**Listed records**
╔══
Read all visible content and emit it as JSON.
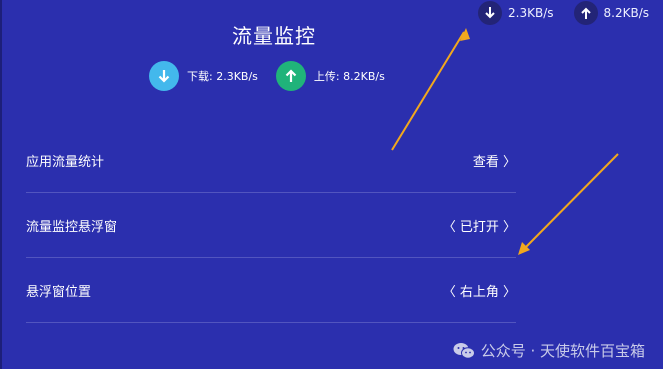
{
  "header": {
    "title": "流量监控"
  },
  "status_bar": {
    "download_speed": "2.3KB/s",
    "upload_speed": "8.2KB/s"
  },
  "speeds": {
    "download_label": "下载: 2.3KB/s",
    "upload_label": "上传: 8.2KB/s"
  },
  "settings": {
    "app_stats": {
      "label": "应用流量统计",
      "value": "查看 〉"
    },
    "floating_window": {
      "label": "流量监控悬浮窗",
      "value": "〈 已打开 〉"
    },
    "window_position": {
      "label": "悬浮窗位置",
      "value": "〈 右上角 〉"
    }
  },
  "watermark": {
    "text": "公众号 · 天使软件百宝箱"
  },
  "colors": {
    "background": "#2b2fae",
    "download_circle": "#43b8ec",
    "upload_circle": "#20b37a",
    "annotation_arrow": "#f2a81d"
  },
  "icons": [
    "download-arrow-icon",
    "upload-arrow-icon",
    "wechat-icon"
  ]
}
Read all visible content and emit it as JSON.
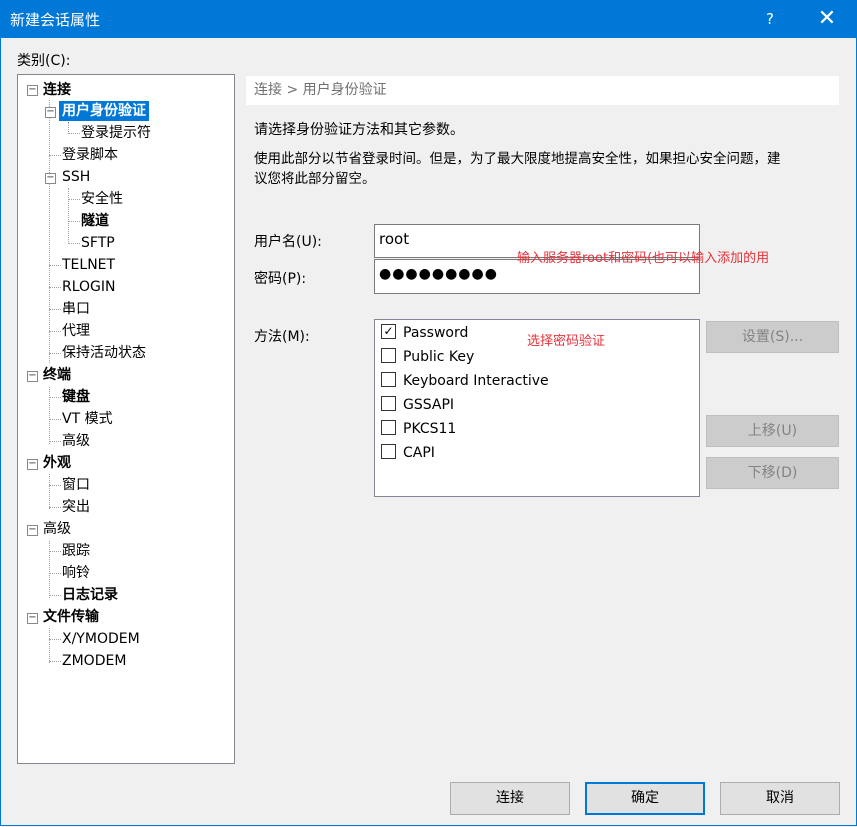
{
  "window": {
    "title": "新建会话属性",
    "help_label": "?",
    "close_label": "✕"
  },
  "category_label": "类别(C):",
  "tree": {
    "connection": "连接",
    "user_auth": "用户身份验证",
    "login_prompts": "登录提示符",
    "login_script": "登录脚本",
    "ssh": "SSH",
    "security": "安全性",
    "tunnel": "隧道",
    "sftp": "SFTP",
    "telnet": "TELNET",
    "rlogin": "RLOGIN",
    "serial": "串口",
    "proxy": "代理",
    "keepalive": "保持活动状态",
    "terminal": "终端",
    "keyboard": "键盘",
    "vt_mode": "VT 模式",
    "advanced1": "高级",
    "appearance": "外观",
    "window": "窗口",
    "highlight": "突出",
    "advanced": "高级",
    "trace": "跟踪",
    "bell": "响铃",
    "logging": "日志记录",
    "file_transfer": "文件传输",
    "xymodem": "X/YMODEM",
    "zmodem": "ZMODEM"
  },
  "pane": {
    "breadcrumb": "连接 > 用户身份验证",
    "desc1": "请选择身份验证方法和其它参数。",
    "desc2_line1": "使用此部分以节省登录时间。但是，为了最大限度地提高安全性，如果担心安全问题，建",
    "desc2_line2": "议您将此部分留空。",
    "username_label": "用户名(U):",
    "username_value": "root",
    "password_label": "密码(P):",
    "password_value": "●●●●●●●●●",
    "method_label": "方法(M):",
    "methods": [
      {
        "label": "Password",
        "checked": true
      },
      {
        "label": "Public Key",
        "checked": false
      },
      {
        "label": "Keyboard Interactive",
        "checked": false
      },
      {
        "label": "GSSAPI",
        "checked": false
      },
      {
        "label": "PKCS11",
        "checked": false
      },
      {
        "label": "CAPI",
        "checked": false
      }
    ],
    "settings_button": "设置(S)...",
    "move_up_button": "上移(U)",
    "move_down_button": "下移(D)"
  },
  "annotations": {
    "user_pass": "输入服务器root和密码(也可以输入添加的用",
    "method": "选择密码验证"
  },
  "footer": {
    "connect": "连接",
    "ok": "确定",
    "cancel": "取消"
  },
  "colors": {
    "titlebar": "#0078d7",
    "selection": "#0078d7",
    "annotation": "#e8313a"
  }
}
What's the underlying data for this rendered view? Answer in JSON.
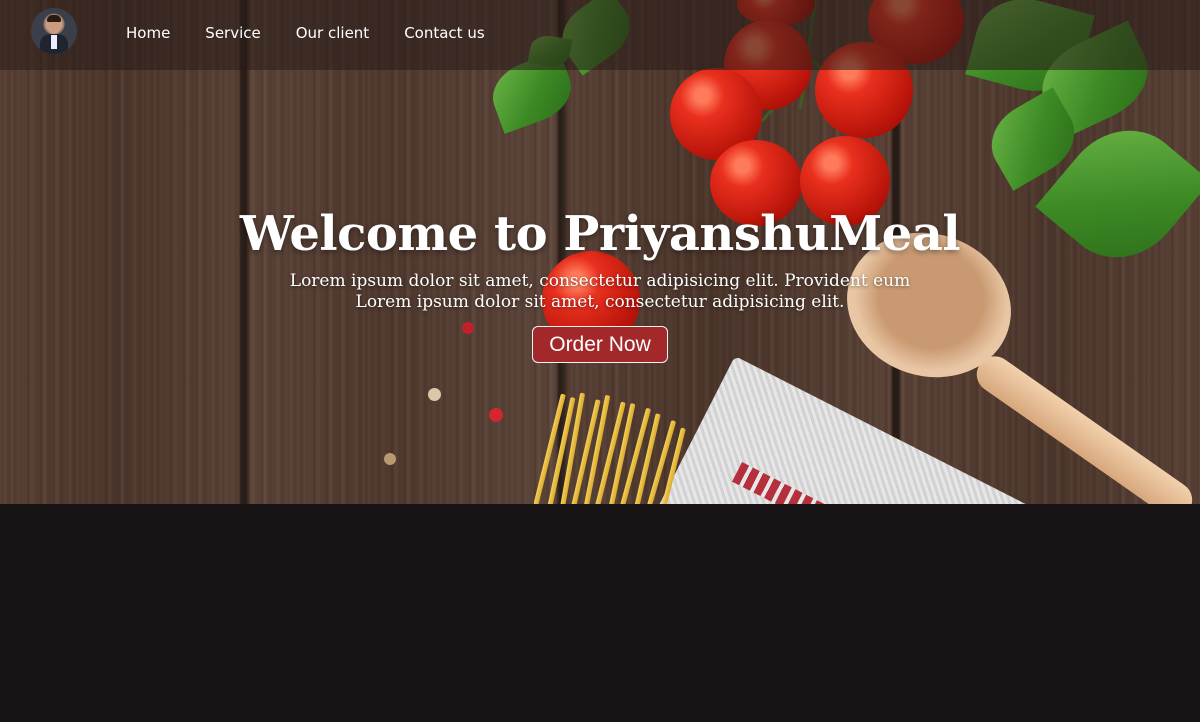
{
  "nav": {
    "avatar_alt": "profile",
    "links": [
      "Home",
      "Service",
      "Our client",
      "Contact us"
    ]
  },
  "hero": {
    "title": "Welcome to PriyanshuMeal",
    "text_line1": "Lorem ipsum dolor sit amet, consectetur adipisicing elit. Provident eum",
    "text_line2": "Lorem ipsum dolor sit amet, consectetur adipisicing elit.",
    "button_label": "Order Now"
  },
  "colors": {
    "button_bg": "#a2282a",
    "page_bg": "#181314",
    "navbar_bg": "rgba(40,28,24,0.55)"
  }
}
╚══
**Given instruction**
Retype all the records shown above, character for character. Omit every picture.

**Solution for this exercise**
Read all visible content and emit it as JSON.
{
  "header": {
    "title": "流量监控"
  },
  "status_bar": {
    "download_speed": "2.3KB/s",
    "upload_speed": "8.2KB/s"
  },
  "speeds": {
    "download_label": "下载: 2.3KB/s",
    "upload_label": "上传: 8.2KB/s"
  },
  "settings": {
    "app_stats": {
      "label": "应用流量统计",
      "value": "查看 〉"
    },
    "floating_window": {
      "label": "流量监控悬浮窗",
      "value": "〈 已打开 〉"
    },
    "window_position": {
      "label": "悬浮窗位置",
      "value": "〈 右上角 〉"
    }
  },
  "watermark": {
    "text": "公众号 · 天使软件百宝箱"
  },
  "colors": {
    "background": "#2b2fae",
    "download_circle": "#43b8ec",
    "upload_circle": "#20b37a",
    "annotation_arrow": "#f2a81d"
  },
  "icons": [
    "download-arrow-icon",
    "upload-arrow-icon",
    "wechat-icon"
  ]
}
Read all visible content and emit it as JSON.
{
  "window": {
    "title": "新建会话属性",
    "help_label": "?",
    "close_label": "✕"
  },
  "category_label": "类别(C):",
  "tree": {
    "connection": "连接",
    "user_auth": "用户身份验证",
    "login_prompts": "登录提示符",
    "login_script": "登录脚本",
    "ssh": "SSH",
    "security": "安全性",
    "tunnel": "隧道",
    "sftp": "SFTP",
    "telnet": "TELNET",
    "rlogin": "RLOGIN",
    "serial": "串口",
    "proxy": "代理",
    "keepalive": "保持活动状态",
    "terminal": "终端",
    "keyboard": "键盘",
    "vt_mode": "VT 模式",
    "advanced1": "高级",
    "appearance": "外观",
    "window": "窗口",
    "highlight": "突出",
    "advanced": "高级",
    "trace": "跟踪",
    "bell": "响铃",
    "logging": "日志记录",
    "file_transfer": "文件传输",
    "xymodem": "X/YMODEM",
    "zmodem": "ZMODEM"
  },
  "pane": {
    "breadcrumb": "连接 > 用户身份验证",
    "desc1": "请选择身份验证方法和其它参数。",
    "desc2_line1": "使用此部分以节省登录时间。但是，为了最大限度地提高安全性，如果担心安全问题，建",
    "desc2_line2": "议您将此部分留空。",
    "username_label": "用户名(U):",
    "username_value": "root",
    "password_label": "密码(P):",
    "password_value": "●●●●●●●●●",
    "method_label": "方法(M):",
    "methods": [
      {
        "label": "Password",
        "checked": true
      },
      {
        "label": "Public Key",
        "checked": false
      },
      {
        "label": "Keyboard Interactive",
        "checked": false
      },
      {
        "label": "GSSAPI",
        "checked": false
      },
      {
        "label": "PKCS11",
        "checked": false
      },
      {
        "label": "CAPI",
        "checked": false
      }
    ],
    "settings_button": "设置(S)...",
    "move_up_button": "上移(U)",
    "move_down_button": "下移(D)"
  },
  "annotations": {
    "user_pass": "输入服务器root和密码(也可以输入添加的用",
    "method": "选择密码验证"
  },
  "footer": {
    "connect": "连接",
    "ok": "确定",
    "cancel": "取消"
  },
  "colors": {
    "titlebar": "#0078d7",
    "selection": "#0078d7",
    "annotation": "#e8313a"
  }
}
What's the underlying data for this rendered view? Answer in JSON.
{
  "nav": {
    "avatar_alt": "profile",
    "links": [
      "Home",
      "Service",
      "Our client",
      "Contact us"
    ]
  },
  "hero": {
    "title": "Welcome to PriyanshuMeal",
    "text_line1": "Lorem ipsum dolor sit amet, consectetur adipisicing elit. Provident eum",
    "text_line2": "Lorem ipsum dolor sit amet, consectetur adipisicing elit.",
    "button_label": "Order Now"
  },
  "colors": {
    "button_bg": "#a2282a",
    "page_bg": "#181314",
    "navbar_bg": "rgba(40,28,24,0.55)"
  }
}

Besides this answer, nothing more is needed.